--- begin RECORDS FOR THE TASK ---

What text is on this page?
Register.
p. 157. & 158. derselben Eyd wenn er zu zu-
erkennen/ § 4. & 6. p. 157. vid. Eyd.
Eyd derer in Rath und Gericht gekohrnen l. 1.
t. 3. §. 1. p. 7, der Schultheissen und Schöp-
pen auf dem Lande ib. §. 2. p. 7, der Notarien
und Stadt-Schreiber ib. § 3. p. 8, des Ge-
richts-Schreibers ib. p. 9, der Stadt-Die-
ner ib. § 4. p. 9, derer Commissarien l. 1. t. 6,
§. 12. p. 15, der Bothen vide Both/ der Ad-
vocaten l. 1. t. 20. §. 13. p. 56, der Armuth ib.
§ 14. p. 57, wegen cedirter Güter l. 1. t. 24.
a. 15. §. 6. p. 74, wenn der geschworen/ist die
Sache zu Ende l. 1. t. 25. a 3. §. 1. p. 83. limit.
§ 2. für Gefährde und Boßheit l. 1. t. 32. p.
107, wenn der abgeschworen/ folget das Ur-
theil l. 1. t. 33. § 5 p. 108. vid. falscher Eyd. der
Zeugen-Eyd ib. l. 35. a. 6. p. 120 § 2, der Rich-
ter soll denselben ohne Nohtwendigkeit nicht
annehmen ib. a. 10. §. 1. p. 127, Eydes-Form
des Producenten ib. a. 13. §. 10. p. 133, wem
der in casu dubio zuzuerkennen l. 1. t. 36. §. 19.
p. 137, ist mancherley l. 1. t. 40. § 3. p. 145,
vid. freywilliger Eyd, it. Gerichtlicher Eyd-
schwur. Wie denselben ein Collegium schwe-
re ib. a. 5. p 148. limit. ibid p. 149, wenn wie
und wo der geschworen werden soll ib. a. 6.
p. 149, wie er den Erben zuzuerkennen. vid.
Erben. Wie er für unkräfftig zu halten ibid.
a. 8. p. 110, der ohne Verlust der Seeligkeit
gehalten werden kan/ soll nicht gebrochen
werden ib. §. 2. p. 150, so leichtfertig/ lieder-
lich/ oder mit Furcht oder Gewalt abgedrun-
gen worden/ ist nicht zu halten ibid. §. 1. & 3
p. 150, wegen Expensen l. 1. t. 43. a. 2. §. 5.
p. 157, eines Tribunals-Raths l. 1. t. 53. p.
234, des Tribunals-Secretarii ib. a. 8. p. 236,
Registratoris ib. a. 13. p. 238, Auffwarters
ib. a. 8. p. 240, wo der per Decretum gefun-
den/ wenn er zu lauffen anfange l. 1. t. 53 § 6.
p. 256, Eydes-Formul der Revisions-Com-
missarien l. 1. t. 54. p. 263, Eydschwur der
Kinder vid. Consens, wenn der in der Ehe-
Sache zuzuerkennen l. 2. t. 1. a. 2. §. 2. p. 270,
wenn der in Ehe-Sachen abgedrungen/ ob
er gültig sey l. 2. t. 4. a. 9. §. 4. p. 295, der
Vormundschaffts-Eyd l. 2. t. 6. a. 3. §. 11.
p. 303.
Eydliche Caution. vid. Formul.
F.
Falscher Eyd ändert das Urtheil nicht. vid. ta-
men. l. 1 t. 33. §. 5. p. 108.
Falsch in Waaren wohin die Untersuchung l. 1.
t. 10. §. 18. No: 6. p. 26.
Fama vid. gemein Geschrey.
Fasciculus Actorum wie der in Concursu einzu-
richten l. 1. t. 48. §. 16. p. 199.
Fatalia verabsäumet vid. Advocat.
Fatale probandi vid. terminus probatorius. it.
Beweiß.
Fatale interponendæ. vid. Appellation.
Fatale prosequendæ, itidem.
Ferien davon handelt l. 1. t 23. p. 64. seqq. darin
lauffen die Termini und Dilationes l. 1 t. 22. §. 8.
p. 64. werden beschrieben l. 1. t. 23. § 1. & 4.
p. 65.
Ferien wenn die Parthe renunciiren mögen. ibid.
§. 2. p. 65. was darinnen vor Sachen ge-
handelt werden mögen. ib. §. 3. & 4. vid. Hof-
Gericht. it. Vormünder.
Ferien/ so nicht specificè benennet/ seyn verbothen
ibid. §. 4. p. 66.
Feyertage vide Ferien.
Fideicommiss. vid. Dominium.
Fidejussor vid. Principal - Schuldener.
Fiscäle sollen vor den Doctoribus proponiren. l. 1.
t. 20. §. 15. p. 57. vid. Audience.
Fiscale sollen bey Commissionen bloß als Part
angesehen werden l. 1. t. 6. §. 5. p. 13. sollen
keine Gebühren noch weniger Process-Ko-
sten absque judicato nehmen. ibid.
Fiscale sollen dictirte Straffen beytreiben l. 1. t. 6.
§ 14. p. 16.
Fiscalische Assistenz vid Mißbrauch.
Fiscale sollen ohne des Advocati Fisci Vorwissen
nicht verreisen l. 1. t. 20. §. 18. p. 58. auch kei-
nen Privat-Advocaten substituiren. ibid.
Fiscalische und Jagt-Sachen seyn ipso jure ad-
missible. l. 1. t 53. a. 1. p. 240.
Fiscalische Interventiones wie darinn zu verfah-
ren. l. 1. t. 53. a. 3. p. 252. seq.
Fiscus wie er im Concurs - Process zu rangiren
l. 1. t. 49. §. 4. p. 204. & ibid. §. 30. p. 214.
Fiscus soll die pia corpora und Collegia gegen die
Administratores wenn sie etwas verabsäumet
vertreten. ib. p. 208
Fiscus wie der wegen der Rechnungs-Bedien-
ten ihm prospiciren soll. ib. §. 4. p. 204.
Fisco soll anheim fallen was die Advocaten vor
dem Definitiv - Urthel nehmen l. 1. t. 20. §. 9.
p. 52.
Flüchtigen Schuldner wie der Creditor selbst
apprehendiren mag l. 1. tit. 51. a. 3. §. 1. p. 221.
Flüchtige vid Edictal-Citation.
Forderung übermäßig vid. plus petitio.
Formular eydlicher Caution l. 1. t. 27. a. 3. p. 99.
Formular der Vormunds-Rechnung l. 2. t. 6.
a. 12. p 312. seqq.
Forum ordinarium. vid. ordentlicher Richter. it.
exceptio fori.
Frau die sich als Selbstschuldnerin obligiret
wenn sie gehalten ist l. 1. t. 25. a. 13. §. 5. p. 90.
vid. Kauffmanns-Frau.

--- end RECORDS FOR THE TASK ---

## PROBLEM DETAILS
Repeat the data above, word for word.

## COMPLETE RESPONSE
What text is on this page?
Register.
p. 157. & 158. derselben Eyd wenn er zu zu-
erkennen/ § 4. & 6. p. 157. vid. Eyd.
Eyd derer in Rath und Gericht gekohrnen l. 1.
t. 3. §. 1. p. 7, der Schultheissen und Schöp-
pen auf dem Lande ib. §. 2. p. 7, der Notarien
und Stadt-Schreiber ib. § 3. p. 8, des Ge-
richts-Schreibers ib. p. 9, der Stadt-Die-
ner ib. § 4. p. 9, derer Commissarien l. 1. t. 6,
§. 12. p. 15, der Bothen vide Both/ der Ad-
vocaten l. 1. t. 20. §. 13. p. 56, der Armuth ib.
§ 14. p. 57, wegen cedirter Güter l. 1. t. 24.
a. 15. §. 6. p. 74, wenn der geschworen/ist die
Sache zu Ende l. 1. t. 25. a 3. §. 1. p. 83. limit.
§ 2. für Gefährde und Boßheit l. 1. t. 32. p.
107, wenn der abgeschworen/ folget das Ur-
theil l. 1. t. 33. § 5 p. 108. vid. falscher Eyd. der
Zeugen-Eyd ib. l. 35. a. 6. p. 120 § 2, der Rich-
ter soll denselben ohne Nohtwendigkeit nicht
annehmen ib. a. 10. §. 1. p. 127, Eydes-Form
des Producenten ib. a. 13. §. 10. p. 133, wem
der in casu dubio zuzuerkennen l. 1. t. 36. §. 19.
p. 137, ist mancherley l. 1. t. 40. § 3. p. 145,
vid. freywilliger Eyd, it. Gerichtlicher Eyd-
schwur. Wie denselben ein Collegium schwe-
re ib. a. 5. p 148. limit. ibid p. 149, wenn wie
und wo der geschworen werden soll ib. a. 6.
p. 149, wie er den Erben zuzuerkennen. vid.
Erben. Wie er für unkräfftig zu halten ibid.
a. 8. p. 110, der ohne Verlust der Seeligkeit
gehalten werden kan/ soll nicht gebrochen
werden ib. §. 2. p. 150, so leichtfertig/ lieder-
lich/ oder mit Furcht oder Gewalt abgedrun-
gen worden/ ist nicht zu halten ibid. §. 1. & 3
p. 150, wegen Expensen l. 1. t. 43. a. 2. §. 5.
p. 157, eines Tribunals-Raths l. 1. t. 53. p.
234, des Tribunals-Secretarii ib. a. 8. p. 236,
Registratoris ib. a. 13. p. 238, Auffwarters
ib. a. 8. p. 240, wo der per Decretum gefun-
den/ wenn er zu lauffen anfange l. 1. t. 53 § 6.
p. 256, Eydes-Formul der Revisions-Com-
missarien l. 1. t. 54. p. 263, Eydschwur der
Kinder vid. Consens, wenn der in der Ehe-
Sache zuzuerkennen l. 2. t. 1. a. 2. §. 2. p. 270,
wenn der in Ehe-Sachen abgedrungen/ ob
er gültig sey l. 2. t. 4. a. 9. §. 4. p. 295, der
Vormundschaffts-Eyd l. 2. t. 6. a. 3. §. 11.
p. 303.
Eydliche Caution. vid. Formul.
F.
Falscher Eyd ändert das Urtheil nicht. vid. ta-
men. l. 1 t. 33. §. 5. p. 108.
Falsch in Waaren wohin die Untersuchung l. 1.
t. 10. §. 18. No: 6. p. 26.
Fama vid. gemein Geschrey.
Fasciculus Actorum wie der in Concursu einzu-
richten l. 1. t. 48. §. 16. p. 199.
Fatalia verabsäumet vid. Advocat.
Fatale probandi vid. terminus probatorius. it.
Beweiß.
Fatale interponendæ. vid. Appellation.
Fatale prosequendæ, itidem.
Ferien davon handelt l. 1. t 23. p. 64. seqq. darin
lauffen die Termini und Dilationes l. 1 t. 22. §. 8.
p. 64. werden beschrieben l. 1. t. 23. § 1. & 4.
p. 65.
Ferien wenn die Parthe renunciiren mögen. ibid.
§. 2. p. 65. was darinnen vor Sachen ge-
handelt werden mögen. ib. §. 3. & 4. vid. Hof-
Gericht. it. Vormünder.
Ferien/ so nicht specificè benennet/ seyn verbothen
ibid. §. 4. p. 66.
Feyertage vide Ferien.
Fideicommiss. vid. Dominium.
Fidejussor vid. Principal - Schuldener.
Fiscäle sollen vor den Doctoribus proponiren. l. 1.
t. 20. §. 15. p. 57. vid. Audience.
Fiscale sollen bey Commissionen bloß als Part
angesehen werden l. 1. t. 6. §. 5. p. 13. sollen
keine Gebühren noch weniger Process-Ko-
sten absque judicato nehmen. ibid.
Fiscale sollen dictirte Straffen beytreiben l. 1. t. 6.
§ 14. p. 16.
Fiscalische Assistenz vid Mißbrauch.
Fiscale sollen ohne des Advocati Fisci Vorwissen
nicht verreisen l. 1. t. 20. §. 18. p. 58. auch kei-
nen Privat-Advocaten substituiren. ibid.
Fiscalische und Jagt-Sachen seyn ipso jure ad-
missible. l. 1. t 53. a. 1. p. 240.
Fiscalische Interventiones wie darinn zu verfah-
ren. l. 1. t. 53. a. 3. p. 252. seq.
Fiscus wie er im Concurs - Process zu rangiren
l. 1. t. 49. §. 4. p. 204. & ibid. §. 30. p. 214.
Fiscus soll die pia corpora und Collegia gegen die
Administratores wenn sie etwas verabsäumet
vertreten. ib. p. 208
Fiscus wie der wegen der Rechnungs-Bedien-
ten ihm prospiciren soll. ib. §. 4. p. 204.
Fisco soll anheim fallen was die Advocaten vor
dem Definitiv - Urthel nehmen l. 1. t. 20. §. 9.
p. 52.
Flüchtigen Schuldner wie der Creditor selbst
apprehendiren mag l. 1. tit. 51. a. 3. §. 1. p. 221.
Flüchtige vid Edictal-Citation.
Forderung übermäßig vid. plus petitio.
Formular eydlicher Caution l. 1. t. 27. a. 3. p. 99.
Formular der Vormunds-Rechnung l. 2. t. 6.
a. 12. p 312. seqq.
Forum ordinarium. vid. ordentlicher Richter. it.
exceptio fori.
Frau die sich als Selbstschuldnerin obligiret
wenn sie gehalten ist l. 1. t. 25. a. 13. §. 5. p. 90.
vid. Kauffmanns-Frau.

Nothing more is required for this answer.